__REQUIREMENT__. Can you give all the records again without altering a single character?

__MATERIAL PROVIDED__.
:::

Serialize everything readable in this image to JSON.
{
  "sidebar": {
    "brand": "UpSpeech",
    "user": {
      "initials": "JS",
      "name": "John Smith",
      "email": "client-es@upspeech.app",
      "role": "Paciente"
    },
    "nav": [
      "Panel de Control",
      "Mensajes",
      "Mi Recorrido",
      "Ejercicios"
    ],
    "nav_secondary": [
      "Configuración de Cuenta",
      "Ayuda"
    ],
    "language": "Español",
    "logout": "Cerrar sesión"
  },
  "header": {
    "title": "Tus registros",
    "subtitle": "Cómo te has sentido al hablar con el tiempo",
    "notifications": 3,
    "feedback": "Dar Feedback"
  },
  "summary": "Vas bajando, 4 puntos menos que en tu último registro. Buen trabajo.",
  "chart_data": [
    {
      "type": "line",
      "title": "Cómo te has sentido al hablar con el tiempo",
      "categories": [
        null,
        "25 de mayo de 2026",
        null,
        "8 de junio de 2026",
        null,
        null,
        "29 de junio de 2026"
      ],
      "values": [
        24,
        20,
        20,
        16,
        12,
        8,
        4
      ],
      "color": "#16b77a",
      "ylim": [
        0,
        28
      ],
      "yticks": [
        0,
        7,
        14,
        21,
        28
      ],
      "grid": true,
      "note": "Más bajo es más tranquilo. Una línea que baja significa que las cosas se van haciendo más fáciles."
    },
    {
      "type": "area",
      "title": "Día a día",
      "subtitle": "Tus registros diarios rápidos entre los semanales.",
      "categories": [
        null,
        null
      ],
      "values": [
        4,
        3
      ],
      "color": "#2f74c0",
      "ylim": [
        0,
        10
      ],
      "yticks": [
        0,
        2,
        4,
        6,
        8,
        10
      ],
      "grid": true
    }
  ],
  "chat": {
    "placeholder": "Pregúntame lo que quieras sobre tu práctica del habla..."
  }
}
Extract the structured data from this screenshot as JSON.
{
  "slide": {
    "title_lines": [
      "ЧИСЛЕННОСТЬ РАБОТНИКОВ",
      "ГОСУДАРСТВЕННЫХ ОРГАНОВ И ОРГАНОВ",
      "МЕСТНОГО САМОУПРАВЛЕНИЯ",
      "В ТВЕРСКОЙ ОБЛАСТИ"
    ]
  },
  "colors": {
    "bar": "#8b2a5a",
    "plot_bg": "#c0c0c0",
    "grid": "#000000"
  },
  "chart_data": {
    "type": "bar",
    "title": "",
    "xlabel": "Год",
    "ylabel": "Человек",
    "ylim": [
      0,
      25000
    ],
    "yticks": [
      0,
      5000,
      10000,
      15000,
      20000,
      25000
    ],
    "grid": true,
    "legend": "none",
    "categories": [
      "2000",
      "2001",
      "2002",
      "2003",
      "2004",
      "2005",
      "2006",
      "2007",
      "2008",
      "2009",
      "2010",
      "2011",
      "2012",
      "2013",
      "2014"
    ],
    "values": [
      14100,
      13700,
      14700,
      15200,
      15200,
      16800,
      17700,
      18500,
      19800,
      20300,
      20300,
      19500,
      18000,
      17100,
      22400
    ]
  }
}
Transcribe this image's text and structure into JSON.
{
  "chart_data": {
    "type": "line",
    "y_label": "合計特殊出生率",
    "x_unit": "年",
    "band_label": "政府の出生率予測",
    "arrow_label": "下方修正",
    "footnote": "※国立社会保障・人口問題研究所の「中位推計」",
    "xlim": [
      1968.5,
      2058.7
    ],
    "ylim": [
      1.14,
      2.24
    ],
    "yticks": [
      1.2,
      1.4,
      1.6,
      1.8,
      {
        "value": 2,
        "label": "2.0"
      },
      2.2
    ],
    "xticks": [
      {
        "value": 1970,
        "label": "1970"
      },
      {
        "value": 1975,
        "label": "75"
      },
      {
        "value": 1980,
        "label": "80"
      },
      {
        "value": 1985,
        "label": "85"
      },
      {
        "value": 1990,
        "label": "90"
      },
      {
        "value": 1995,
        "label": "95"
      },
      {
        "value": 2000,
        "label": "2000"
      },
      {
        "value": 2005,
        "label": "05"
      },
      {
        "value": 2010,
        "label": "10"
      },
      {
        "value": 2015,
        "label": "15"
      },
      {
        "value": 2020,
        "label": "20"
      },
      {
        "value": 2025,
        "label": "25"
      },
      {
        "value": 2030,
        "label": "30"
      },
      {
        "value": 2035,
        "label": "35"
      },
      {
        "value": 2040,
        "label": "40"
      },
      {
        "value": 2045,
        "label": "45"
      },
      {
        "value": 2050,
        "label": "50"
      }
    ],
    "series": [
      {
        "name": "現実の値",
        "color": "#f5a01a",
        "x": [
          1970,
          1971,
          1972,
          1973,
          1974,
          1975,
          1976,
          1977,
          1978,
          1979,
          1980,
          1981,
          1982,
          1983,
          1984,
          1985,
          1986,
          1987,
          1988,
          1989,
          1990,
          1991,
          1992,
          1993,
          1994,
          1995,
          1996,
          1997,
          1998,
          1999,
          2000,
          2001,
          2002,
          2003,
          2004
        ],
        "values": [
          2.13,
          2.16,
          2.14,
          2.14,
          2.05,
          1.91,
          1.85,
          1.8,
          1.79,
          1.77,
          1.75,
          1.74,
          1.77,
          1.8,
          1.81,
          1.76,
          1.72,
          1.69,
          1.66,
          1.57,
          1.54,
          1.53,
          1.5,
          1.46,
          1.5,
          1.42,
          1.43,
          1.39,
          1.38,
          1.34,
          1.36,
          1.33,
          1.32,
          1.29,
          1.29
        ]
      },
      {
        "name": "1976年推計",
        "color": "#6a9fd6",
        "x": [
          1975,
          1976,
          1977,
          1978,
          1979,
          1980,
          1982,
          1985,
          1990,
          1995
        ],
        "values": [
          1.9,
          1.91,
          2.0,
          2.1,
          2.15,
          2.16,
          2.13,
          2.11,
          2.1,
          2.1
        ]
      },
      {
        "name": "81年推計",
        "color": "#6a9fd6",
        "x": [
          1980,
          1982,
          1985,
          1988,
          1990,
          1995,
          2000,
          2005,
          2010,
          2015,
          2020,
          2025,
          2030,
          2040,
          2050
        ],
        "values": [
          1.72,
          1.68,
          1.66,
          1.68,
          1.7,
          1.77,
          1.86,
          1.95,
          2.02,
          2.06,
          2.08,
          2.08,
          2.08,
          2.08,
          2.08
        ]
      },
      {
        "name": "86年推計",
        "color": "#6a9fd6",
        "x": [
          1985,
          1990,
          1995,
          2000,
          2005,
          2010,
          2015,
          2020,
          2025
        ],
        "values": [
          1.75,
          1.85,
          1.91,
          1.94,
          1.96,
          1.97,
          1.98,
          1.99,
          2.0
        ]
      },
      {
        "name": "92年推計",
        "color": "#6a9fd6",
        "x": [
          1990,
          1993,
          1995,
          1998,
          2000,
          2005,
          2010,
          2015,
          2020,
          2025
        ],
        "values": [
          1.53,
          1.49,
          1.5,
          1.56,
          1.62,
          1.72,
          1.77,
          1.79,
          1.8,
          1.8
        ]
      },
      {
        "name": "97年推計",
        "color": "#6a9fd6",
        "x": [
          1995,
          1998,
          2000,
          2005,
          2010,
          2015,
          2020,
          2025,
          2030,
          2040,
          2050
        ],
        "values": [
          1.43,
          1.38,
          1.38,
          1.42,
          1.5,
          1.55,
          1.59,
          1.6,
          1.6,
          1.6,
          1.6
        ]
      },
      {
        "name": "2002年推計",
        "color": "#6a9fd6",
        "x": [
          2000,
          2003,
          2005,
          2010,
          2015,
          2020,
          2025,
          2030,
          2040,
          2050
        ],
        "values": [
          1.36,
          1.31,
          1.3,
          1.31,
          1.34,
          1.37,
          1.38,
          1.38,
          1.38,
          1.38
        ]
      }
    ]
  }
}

:::

__FINAL RESULT__.
Serialize everything readable in this image to JSON.
{
  "sidebar": {
    "brand": "UpSpeech",
    "user": {
      "initials": "JS",
      "name": "John Smith",
      "email": "client-es@upspeech.app",
      "role": "Paciente"
    },
    "nav": [
      "Panel de Control",
      "Mensajes",
      "Mi Recorrido",
      "Ejercicios"
    ],
    "nav_secondary": [
      "Configuración de Cuenta",
      "Ayuda"
    ],
    "language": "Español",
    "logout": "Cerrar sesión"
  },
  "header": {
    "title": "Tus registros",
    "subtitle": "Cómo te has sentido al hablar con el tiempo",
    "notifications": 3,
    "feedback": "Dar Feedback"
  },
  "summary": "Vas bajando, 4 puntos menos que en tu último registro. Buen trabajo.",
  "chart_data": [
    {
      "type": "line",
      "title": "Cómo te has sentido al hablar con el tiempo",
      "categories": [
        null,
        "25 de mayo de 2026",
        null,
        "8 de junio de 2026",
        null,
        null,
        "29 de junio de 2026"
      ],
      "values": [
        24,
        20,
        20,
        16,
        12,
        8,
        4
      ],
      "color": "#16b77a",
      "ylim": [
        0,
        28
      ],
      "yticks": [
        0,
        7,
        14,
        21,
        28
      ],
      "grid": true,
      "note": "Más bajo es más tranquilo. Una línea que baja significa que las cosas se van haciendo más fáciles."
    },
    {
      "type": "area",
      "title": "Día a día",
      "subtitle": "Tus registros diarios rápidos entre los semanales.",
      "categories": [
        null,
        null
      ],
      "values": [
        4,
        3
      ],
      "color": "#2f74c0",
      "ylim": [
        0,
        10
      ],
      "yticks": [
        0,
        2,
        4,
        6,
        8,
        10
      ],
      "grid": true
    }
  ],
  "chat": {
    "placeholder": "Pregúntame lo que quieras sobre tu práctica del habla..."
  }
}
Extract the structured data from this screenshot as JSON.
{
  "slide": {
    "title_lines": [
      "ЧИСЛЕННОСТЬ РАБОТНИКОВ",
      "ГОСУДАРСТВЕННЫХ ОРГАНОВ И ОРГАНОВ",
      "МЕСТНОГО САМОУПРАВЛЕНИЯ",
      "В ТВЕРСКОЙ ОБЛАСТИ"
    ]
  },
  "colors": {
    "bar": "#8b2a5a",
    "plot_bg": "#c0c0c0",
    "grid": "#000000"
  },
  "chart_data": {
    "type": "bar",
    "title": "",
    "xlabel": "Год",
    "ylabel": "Человек",
    "ylim": [
      0,
      25000
    ],
    "yticks": [
      0,
      5000,
      10000,
      15000,
      20000,
      25000
    ],
    "grid": true,
    "legend": "none",
    "categories": [
      "2000",
      "2001",
      "2002",
      "2003",
      "2004",
      "2005",
      "2006",
      "2007",
      "2008",
      "2009",
      "2010",
      "2011",
      "2012",
      "2013",
      "2014"
    ],
    "values": [
      14100,
      13700,
      14700,
      15200,
      15200,
      16800,
      17700,
      18500,
      19800,
      20300,
      20300,
      19500,
      18000,
      17100,
      22400
    ]
  }
}
Transcribe this image's text and structure into JSON.
{
  "chart_data": {
    "type": "line",
    "y_label": "合計特殊出生率",
    "x_unit": "年",
    "band_label": "政府の出生率予測",
    "arrow_label": "下方修正",
    "footnote": "※国立社会保障・人口問題研究所の「中位推計」",
    "xlim": [
      1968.5,
      2058.7
    ],
    "ylim": [
      1.14,
      2.24
    ],
    "yticks": [
      1.2,
      1.4,
      1.6,
      1.8,
      {
        "value": 2,
        "label": "2.0"
      },
      2.2
    ],
    "xticks": [
      {
        "value": 1970,
        "label": "1970"
      },
      {
        "value": 1975,
        "label": "75"
      },
      {
        "value": 1980,
        "label": "80"
      },
      {
        "value": 1985,
        "label": "85"
      },
      {
        "value": 1990,
        "label": "90"
      },
      {
        "value": 1995,
        "label": "95"
      },
      {
        "value": 2000,
        "label": "2000"
      },
      {
        "value": 2005,
        "label": "05"
      },
      {
        "value": 2010,
        "label": "10"
      },
      {
        "value": 2015,
        "label": "15"
      },
      {
        "value": 2020,
        "label": "20"
      },
      {
        "value": 2025,
        "label": "25"
      },
      {
        "value": 2030,
        "label": "30"
      },
      {
        "value": 2035,
        "label": "35"
      },
      {
        "value": 2040,
        "label": "40"
      },
      {
        "value": 2045,
        "label": "45"
      },
      {
        "value": 2050,
        "label": "50"
      }
    ],
    "series": [
      {
        "name": "現実の値",
        "color": "#f5a01a",
        "x": [
          1970,
          1971,
          1972,
          1973,
          1974,
          1975,
          1976,
          1977,
          1978,
          1979,
          1980,
          1981,
          1982,
          1983,
          1984,
          1985,
          1986,
          1987,
          1988,
          1989,
          1990,
          1991,
          1992,
          1993,
          1994,
          1995,
          1996,
          1997,
          1998,
          1999,
          2000,
          2001,
          2002,
          2003,
          2004
        ],
        "values": [
          2.13,
          2.16,
          2.14,
          2.14,
          2.05,
          1.91,
          1.85,
          1.8,
          1.79,
          1.77,
          1.75,
          1.74,
          1.77,
          1.8,
          1.81,
          1.76,
          1.72,
          1.69,
          1.66,
          1.57,
          1.54,
          1.53,
          1.5,
          1.46,
          1.5,
          1.42,
          1.43,
          1.39,
          1.38,
          1.34,
          1.36,
          1.33,
          1.32,
          1.29,
          1.29
        ]
      },
      {
        "name": "1976年推計",
        "color": "#6a9fd6",
        "x": [
          1975,
          1976,
          1977,
          1978,
          1979,
          1980,
          1982,
          1985,
          1990,
          1995
        ],
        "values": [
          1.9,
          1.91,
          2.0,
          2.1,
          2.15,
          2.16,
          2.13,
          2.11,
          2.1,
          2.1
        ]
      },
      {
        "name": "81年推計",
        "color": "#6a9fd6",
        "x": [
          1980,
          1982,
          1985,
          1988,
          1990,
          1995,
          2000,
          2005,
          2010,
          2015,
          2020,
          2025,
          2030,
          2040,
          2050
        ],
        "values": [
          1.72,
          1.68,
          1.66,
          1.68,
          1.7,
          1.77,
          1.86,
          1.95,
          2.02,
          2.06,
          2.08,
          2.08,
          2.08,
          2.08,
          2.08
        ]
      },
      {
        "name": "86年推計",
        "color": "#6a9fd6",
        "x": [
          1985,
          1990,
          1995,
          2000,
          2005,
          2010,
          2015,
          2020,
          2025
        ],
        "values": [
          1.75,
          1.85,
          1.91,
          1.94,
          1.96,
          1.97,
          1.98,
          1.99,
          2.0
        ]
      },
      {
        "name": "92年推計",
        "color": "#6a9fd6",
        "x": [
          1990,
          1993,
          1995,
          1998,
          2000,
          2005,
          2010,
          2015,
          2020,
          2025
        ],
        "values": [
          1.53,
          1.49,
          1.5,
          1.56,
          1.62,
          1.72,
          1.77,
          1.79,
          1.8,
          1.8
        ]
      },
      {
        "name": "97年推計",
        "color": "#6a9fd6",
        "x": [
          1995,
          1998,
          2000,
          2005,
          2010,
          2015,
          2020,
          2025,
          2030,
          2040,
          2050
        ],
        "values": [
          1.43,
          1.38,
          1.38,
          1.42,
          1.5,
          1.55,
          1.59,
          1.6,
          1.6,
          1.6,
          1.6
        ]
      },
      {
        "name": "2002年推計",
        "color": "#6a9fd6",
        "x": [
          2000,
          2003,
          2005,
          2010,
          2015,
          2020,
          2025,
          2030,
          2040,
          2050
        ],
        "values": [
          1.36,
          1.31,
          1.3,
          1.31,
          1.34,
          1.37,
          1.38,
          1.38,
          1.38,
          1.38
        ]
      }
    ]
  }
}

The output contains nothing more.